Data tied to figure images:
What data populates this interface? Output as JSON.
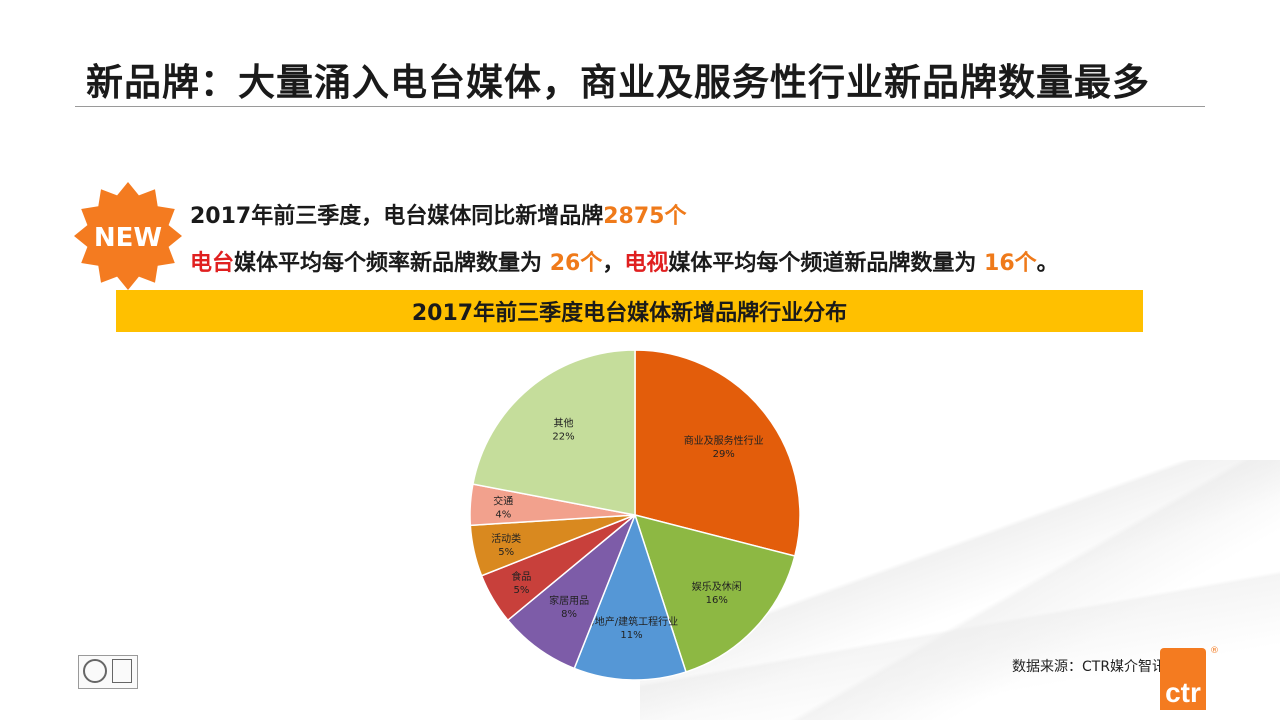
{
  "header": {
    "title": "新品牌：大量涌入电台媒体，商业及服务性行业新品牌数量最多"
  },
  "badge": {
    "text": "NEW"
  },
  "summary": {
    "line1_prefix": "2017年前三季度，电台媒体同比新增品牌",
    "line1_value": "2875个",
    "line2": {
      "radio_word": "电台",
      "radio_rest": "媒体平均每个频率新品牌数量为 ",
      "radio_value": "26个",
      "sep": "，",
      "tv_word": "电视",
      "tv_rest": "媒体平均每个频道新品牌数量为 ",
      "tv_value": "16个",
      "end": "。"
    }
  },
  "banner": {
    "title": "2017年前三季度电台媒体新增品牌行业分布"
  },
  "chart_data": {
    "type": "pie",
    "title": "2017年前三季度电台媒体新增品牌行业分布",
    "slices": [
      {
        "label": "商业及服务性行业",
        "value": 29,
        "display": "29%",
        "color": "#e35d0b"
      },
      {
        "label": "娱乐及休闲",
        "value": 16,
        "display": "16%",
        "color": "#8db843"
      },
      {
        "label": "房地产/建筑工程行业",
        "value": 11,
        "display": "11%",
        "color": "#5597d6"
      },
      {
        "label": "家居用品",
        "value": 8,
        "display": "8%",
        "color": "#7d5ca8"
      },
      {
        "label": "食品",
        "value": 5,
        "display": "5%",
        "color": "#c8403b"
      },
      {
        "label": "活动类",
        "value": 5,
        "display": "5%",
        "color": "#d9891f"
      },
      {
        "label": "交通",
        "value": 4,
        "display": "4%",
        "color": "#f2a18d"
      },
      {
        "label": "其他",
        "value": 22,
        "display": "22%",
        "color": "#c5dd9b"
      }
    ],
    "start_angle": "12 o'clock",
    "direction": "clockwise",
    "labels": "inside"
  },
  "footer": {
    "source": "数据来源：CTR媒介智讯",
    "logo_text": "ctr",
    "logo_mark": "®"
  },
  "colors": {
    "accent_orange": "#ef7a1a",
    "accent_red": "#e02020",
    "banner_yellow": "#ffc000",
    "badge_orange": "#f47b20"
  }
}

> _Stated task_
Without the pictures, restate each entry exactly.

> _Solution to this problem_
What data populates this interface? Output as JSON.
{
  "header": {
    "title": "新品牌：大量涌入电台媒体，商业及服务性行业新品牌数量最多"
  },
  "badge": {
    "text": "NEW"
  },
  "summary": {
    "line1_prefix": "2017年前三季度，电台媒体同比新增品牌",
    "line1_value": "2875个",
    "line2": {
      "radio_word": "电台",
      "radio_rest": "媒体平均每个频率新品牌数量为 ",
      "radio_value": "26个",
      "sep": "，",
      "tv_word": "电视",
      "tv_rest": "媒体平均每个频道新品牌数量为 ",
      "tv_value": "16个",
      "end": "。"
    }
  },
  "banner": {
    "title": "2017年前三季度电台媒体新增品牌行业分布"
  },
  "chart_data": {
    "type": "pie",
    "title": "2017年前三季度电台媒体新增品牌行业分布",
    "slices": [
      {
        "label": "商业及服务性行业",
        "value": 29,
        "display": "29%",
        "color": "#e35d0b"
      },
      {
        "label": "娱乐及休闲",
        "value": 16,
        "display": "16%",
        "color": "#8db843"
      },
      {
        "label": "房地产/建筑工程行业",
        "value": 11,
        "display": "11%",
        "color": "#5597d6"
      },
      {
        "label": "家居用品",
        "value": 8,
        "display": "8%",
        "color": "#7d5ca8"
      },
      {
        "label": "食品",
        "value": 5,
        "display": "5%",
        "color": "#c8403b"
      },
      {
        "label": "活动类",
        "value": 5,
        "display": "5%",
        "color": "#d9891f"
      },
      {
        "label": "交通",
        "value": 4,
        "display": "4%",
        "color": "#f2a18d"
      },
      {
        "label": "其他",
        "value": 22,
        "display": "22%",
        "color": "#c5dd9b"
      }
    ],
    "start_angle": "12 o'clock",
    "direction": "clockwise",
    "labels": "inside"
  },
  "footer": {
    "source": "数据来源：CTR媒介智讯",
    "logo_text": "ctr",
    "logo_mark": "®"
  },
  "colors": {
    "accent_orange": "#ef7a1a",
    "accent_red": "#e02020",
    "banner_yellow": "#ffc000",
    "badge_orange": "#f47b20"
  }
}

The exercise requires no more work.